_What the task requires_:
Filter the records below down to lines containing "components".

[Stored data]
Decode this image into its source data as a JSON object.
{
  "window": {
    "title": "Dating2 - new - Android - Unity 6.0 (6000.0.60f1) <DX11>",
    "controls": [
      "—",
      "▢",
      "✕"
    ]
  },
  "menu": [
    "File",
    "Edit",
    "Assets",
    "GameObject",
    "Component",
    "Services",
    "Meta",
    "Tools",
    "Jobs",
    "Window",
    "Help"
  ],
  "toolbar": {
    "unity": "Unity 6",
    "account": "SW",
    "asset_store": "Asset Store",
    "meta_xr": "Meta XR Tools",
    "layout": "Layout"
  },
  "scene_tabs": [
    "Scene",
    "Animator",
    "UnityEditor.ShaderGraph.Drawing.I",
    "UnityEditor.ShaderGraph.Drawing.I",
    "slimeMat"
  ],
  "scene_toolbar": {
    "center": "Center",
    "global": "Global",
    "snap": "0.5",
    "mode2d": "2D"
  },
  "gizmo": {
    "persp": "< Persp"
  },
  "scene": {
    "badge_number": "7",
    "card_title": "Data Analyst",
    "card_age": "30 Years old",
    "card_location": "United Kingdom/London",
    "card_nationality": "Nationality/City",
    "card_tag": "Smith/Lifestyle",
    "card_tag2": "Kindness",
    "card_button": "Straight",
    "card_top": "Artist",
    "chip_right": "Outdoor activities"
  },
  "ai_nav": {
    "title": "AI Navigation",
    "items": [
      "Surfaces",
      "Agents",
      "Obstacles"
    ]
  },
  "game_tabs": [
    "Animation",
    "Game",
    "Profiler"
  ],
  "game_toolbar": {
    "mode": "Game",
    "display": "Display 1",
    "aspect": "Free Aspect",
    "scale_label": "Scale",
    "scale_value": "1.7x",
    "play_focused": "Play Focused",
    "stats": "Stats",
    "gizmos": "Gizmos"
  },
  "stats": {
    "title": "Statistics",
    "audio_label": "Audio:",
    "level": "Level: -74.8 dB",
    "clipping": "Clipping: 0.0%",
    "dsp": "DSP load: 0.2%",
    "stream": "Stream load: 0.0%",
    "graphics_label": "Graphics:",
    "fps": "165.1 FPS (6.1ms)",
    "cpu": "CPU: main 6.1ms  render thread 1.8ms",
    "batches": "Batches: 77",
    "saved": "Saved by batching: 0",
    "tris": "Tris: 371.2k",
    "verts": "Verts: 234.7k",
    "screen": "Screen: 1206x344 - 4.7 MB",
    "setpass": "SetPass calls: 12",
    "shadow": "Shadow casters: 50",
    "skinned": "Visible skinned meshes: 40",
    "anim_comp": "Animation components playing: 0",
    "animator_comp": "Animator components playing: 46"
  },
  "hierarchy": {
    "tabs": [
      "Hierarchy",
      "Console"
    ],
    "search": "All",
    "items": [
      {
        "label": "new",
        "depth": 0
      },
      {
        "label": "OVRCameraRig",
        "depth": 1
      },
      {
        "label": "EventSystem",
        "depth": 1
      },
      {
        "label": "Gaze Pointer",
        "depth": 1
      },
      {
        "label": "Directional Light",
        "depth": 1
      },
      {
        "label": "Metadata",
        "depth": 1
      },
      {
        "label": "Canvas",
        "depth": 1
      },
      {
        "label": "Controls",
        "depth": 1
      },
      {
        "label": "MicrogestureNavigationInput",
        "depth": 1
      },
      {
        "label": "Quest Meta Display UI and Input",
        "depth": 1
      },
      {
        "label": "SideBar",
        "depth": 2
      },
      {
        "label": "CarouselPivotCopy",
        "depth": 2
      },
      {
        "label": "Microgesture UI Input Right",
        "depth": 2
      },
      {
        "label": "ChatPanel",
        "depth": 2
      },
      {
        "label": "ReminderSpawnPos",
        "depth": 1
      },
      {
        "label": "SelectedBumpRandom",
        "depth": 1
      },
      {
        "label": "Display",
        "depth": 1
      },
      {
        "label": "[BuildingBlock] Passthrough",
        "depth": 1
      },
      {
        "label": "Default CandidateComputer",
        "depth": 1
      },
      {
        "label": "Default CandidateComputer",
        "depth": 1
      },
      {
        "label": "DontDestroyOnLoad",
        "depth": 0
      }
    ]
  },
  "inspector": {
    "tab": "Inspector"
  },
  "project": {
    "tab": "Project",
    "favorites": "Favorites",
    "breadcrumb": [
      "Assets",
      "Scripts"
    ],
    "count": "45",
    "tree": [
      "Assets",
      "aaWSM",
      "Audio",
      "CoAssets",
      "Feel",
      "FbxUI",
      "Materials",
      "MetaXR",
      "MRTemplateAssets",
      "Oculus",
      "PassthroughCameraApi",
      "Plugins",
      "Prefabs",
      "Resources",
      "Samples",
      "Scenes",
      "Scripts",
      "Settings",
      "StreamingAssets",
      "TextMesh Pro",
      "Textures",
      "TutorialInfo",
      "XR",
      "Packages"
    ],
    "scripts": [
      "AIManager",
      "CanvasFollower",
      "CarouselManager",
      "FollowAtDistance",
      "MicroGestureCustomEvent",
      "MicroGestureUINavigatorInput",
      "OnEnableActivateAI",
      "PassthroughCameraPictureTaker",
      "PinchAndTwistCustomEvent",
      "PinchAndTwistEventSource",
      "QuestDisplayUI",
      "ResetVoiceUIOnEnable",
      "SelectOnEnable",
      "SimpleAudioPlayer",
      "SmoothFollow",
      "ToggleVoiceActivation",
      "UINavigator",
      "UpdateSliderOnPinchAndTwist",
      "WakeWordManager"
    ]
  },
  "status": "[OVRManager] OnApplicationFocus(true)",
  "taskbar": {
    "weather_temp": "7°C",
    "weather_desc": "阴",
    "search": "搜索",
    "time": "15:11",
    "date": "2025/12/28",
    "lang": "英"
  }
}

_Solution to this exercise_:
    "anim_comp": "Animation components playing: 0",
    "animator_comp": "Animator components playing: 46"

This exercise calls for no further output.